What you are asked to do:
Send back the records in full, character for character.
------ The data ------
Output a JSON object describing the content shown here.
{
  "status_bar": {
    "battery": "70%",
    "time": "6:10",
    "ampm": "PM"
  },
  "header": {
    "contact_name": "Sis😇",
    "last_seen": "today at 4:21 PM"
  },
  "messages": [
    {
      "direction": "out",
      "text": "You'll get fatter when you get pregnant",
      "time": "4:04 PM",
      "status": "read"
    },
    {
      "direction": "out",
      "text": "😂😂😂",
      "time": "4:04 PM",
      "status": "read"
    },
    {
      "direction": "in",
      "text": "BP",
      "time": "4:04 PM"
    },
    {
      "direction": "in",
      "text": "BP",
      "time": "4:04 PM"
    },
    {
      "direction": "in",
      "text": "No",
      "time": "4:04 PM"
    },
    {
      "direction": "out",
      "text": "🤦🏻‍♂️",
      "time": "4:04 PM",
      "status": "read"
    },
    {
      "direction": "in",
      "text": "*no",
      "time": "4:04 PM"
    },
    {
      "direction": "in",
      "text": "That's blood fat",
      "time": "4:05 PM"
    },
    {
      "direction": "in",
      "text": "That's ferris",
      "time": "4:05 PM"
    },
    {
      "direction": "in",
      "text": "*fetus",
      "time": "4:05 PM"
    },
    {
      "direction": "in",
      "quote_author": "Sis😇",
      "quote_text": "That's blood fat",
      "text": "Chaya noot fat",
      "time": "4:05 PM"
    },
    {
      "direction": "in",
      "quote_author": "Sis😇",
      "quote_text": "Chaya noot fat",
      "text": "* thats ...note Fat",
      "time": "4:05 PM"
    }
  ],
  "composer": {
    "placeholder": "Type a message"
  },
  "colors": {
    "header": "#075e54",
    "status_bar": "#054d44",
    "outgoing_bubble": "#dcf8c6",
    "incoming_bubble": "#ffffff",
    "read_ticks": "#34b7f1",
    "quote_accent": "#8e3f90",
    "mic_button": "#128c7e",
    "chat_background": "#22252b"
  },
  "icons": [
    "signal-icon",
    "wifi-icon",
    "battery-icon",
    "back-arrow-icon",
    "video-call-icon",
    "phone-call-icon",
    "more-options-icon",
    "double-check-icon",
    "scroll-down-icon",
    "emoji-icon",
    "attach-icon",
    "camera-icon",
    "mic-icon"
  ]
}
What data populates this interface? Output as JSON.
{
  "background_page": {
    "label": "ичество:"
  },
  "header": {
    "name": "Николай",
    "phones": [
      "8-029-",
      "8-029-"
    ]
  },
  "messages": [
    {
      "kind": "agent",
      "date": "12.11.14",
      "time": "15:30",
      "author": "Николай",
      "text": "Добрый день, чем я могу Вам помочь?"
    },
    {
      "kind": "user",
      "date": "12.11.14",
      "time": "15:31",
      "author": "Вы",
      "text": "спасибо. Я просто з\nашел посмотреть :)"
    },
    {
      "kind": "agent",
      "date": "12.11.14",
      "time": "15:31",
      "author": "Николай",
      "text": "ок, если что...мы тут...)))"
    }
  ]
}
------
Answer:
Output a JSON object describing the content shown here.
{
  "status_bar": {
    "battery": "70%",
    "time": "6:10",
    "ampm": "PM"
  },
  "header": {
    "contact_name": "Sis😇",
    "last_seen": "today at 4:21 PM"
  },
  "messages": [
    {
      "direction": "out",
      "text": "You'll get fatter when you get pregnant",
      "time": "4:04 PM",
      "status": "read"
    },
    {
      "direction": "out",
      "text": "😂😂😂",
      "time": "4:04 PM",
      "status": "read"
    },
    {
      "direction": "in",
      "text": "BP",
      "time": "4:04 PM"
    },
    {
      "direction": "in",
      "text": "BP",
      "time": "4:04 PM"
    },
    {
      "direction": "in",
      "text": "No",
      "time": "4:04 PM"
    },
    {
      "direction": "out",
      "text": "🤦🏻‍♂️",
      "time": "4:04 PM",
      "status": "read"
    },
    {
      "direction": "in",
      "text": "*no",
      "time": "4:04 PM"
    },
    {
      "direction": "in",
      "text": "That's blood fat",
      "time": "4:05 PM"
    },
    {
      "direction": "in",
      "text": "That's ferris",
      "time": "4:05 PM"
    },
    {
      "direction": "in",
      "text": "*fetus",
      "time": "4:05 PM"
    },
    {
      "direction": "in",
      "quote_author": "Sis😇",
      "quote_text": "That's blood fat",
      "text": "Chaya noot fat",
      "time": "4:05 PM"
    },
    {
      "direction": "in",
      "quote_author": "Sis😇",
      "quote_text": "Chaya noot fat",
      "text": "* thats ...note Fat",
      "time": "4:05 PM"
    }
  ],
  "composer": {
    "placeholder": "Type a message"
  },
  "colors": {
    "header": "#075e54",
    "status_bar": "#054d44",
    "outgoing_bubble": "#dcf8c6",
    "incoming_bubble": "#ffffff",
    "read_ticks": "#34b7f1",
    "quote_accent": "#8e3f90",
    "mic_button": "#128c7e",
    "chat_background": "#22252b"
  },
  "icons": [
    "signal-icon",
    "wifi-icon",
    "battery-icon",
    "back-arrow-icon",
    "video-call-icon",
    "phone-call-icon",
    "more-options-icon",
    "double-check-icon",
    "scroll-down-icon",
    "emoji-icon",
    "attach-icon",
    "camera-icon",
    "mic-icon"
  ]
}
What data populates this interface? Output as JSON.
{
  "background_page": {
    "label": "ичество:"
  },
  "header": {
    "name": "Николай",
    "phones": [
      "8-029-",
      "8-029-"
    ]
  },
  "messages": [
    {
      "kind": "agent",
      "date": "12.11.14",
      "time": "15:30",
      "author": "Николай",
      "text": "Добрый день, чем я могу Вам помочь?"
    },
    {
      "kind": "user",
      "date": "12.11.14",
      "time": "15:31",
      "author": "Вы",
      "text": "спасибо. Я просто з\nашел посмотреть :)"
    },
    {
      "kind": "agent",
      "date": "12.11.14",
      "time": "15:31",
      "author": "Николай",
      "text": "ок, если что...мы тут...)))"
    }
  ]
}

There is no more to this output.